- [EXERCISE GOAL]: Each entry below should be echoed exactly, with pictures omitted.

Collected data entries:
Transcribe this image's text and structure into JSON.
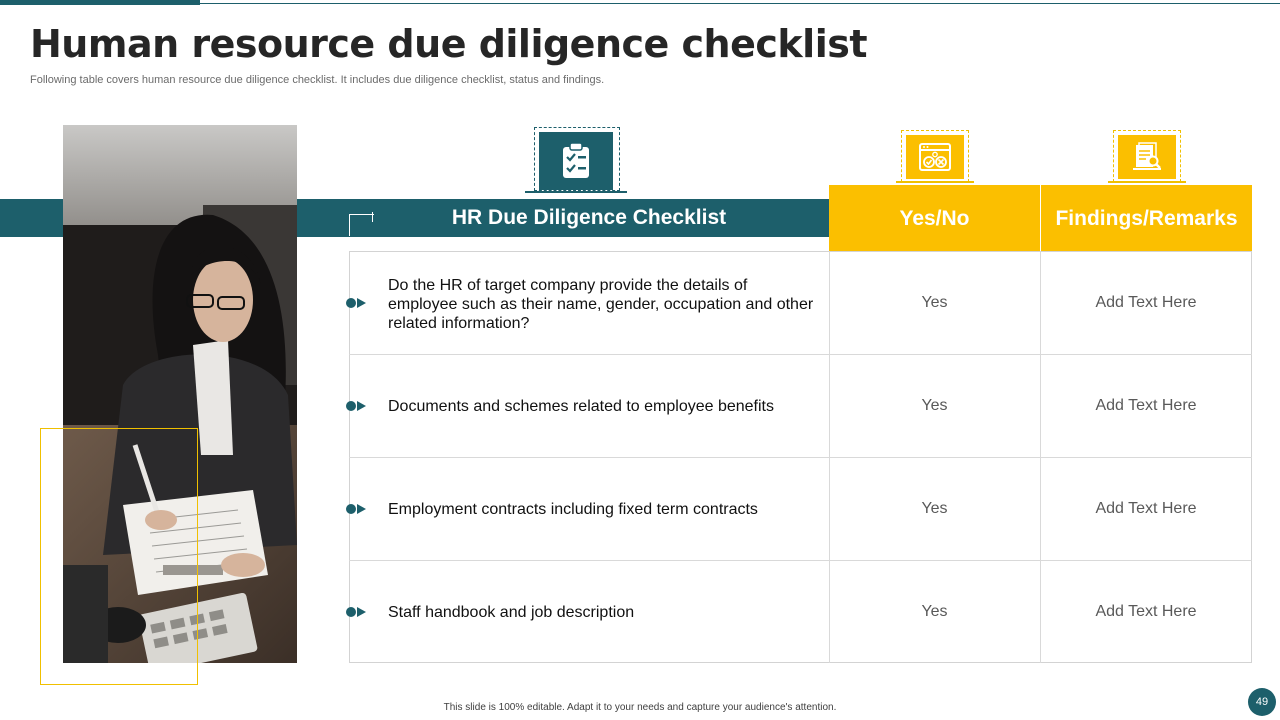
{
  "slide": {
    "title": "Human resource due diligence checklist",
    "subtitle": "Following table covers human resource due diligence checklist. It includes due diligence checklist, status and findings.",
    "footer": "This slide is 100% editable. Adapt it to your needs and capture your audience's attention.",
    "page_number": "49"
  },
  "colors": {
    "teal": "#1d5f6b",
    "gold": "#fbbf00",
    "gold_frame": "#f0c000"
  },
  "icons": {
    "checklist": "clipboard-checklist-icon",
    "status": "browser-window-icon",
    "findings": "document-search-icon"
  },
  "table": {
    "headers": {
      "checklist": "HR Due Diligence  Checklist",
      "status": "Yes/No",
      "findings": "Findings/Remarks"
    },
    "rows": [
      {
        "item": "Do the HR of target company provide the details of employee such as their name, gender, occupation and other related information?",
        "status": "Yes",
        "findings": "Add Text Here"
      },
      {
        "item": "Documents and schemes related to employee benefits",
        "status": "Yes",
        "findings": "Add Text Here"
      },
      {
        "item": "Employment contracts including fixed term contracts",
        "status": "Yes",
        "findings": "Add Text Here"
      },
      {
        "item": "Staff handbook and job description",
        "status": "Yes",
        "findings": "Add Text Here"
      }
    ]
  }
}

- [FINAL ANSWER]:
Transcribe this image's text and structure into JSON.
{
  "slide": {
    "title": "Human resource due diligence checklist",
    "subtitle": "Following table covers human resource due diligence checklist. It includes due diligence checklist, status and findings.",
    "footer": "This slide is 100% editable. Adapt it to your needs and capture your audience's attention.",
    "page_number": "49"
  },
  "colors": {
    "teal": "#1d5f6b",
    "gold": "#fbbf00",
    "gold_frame": "#f0c000"
  },
  "icons": {
    "checklist": "clipboard-checklist-icon",
    "status": "browser-window-icon",
    "findings": "document-search-icon"
  },
  "table": {
    "headers": {
      "checklist": "HR Due Diligence  Checklist",
      "status": "Yes/No",
      "findings": "Findings/Remarks"
    },
    "rows": [
      {
        "item": "Do the HR of target company provide the details of employee such as their name, gender, occupation and other related information?",
        "status": "Yes",
        "findings": "Add Text Here"
      },
      {
        "item": "Documents and schemes related to employee benefits",
        "status": "Yes",
        "findings": "Add Text Here"
      },
      {
        "item": "Employment contracts including fixed term contracts",
        "status": "Yes",
        "findings": "Add Text Here"
      },
      {
        "item": "Staff handbook and job description",
        "status": "Yes",
        "findings": "Add Text Here"
      }
    ]
  }
}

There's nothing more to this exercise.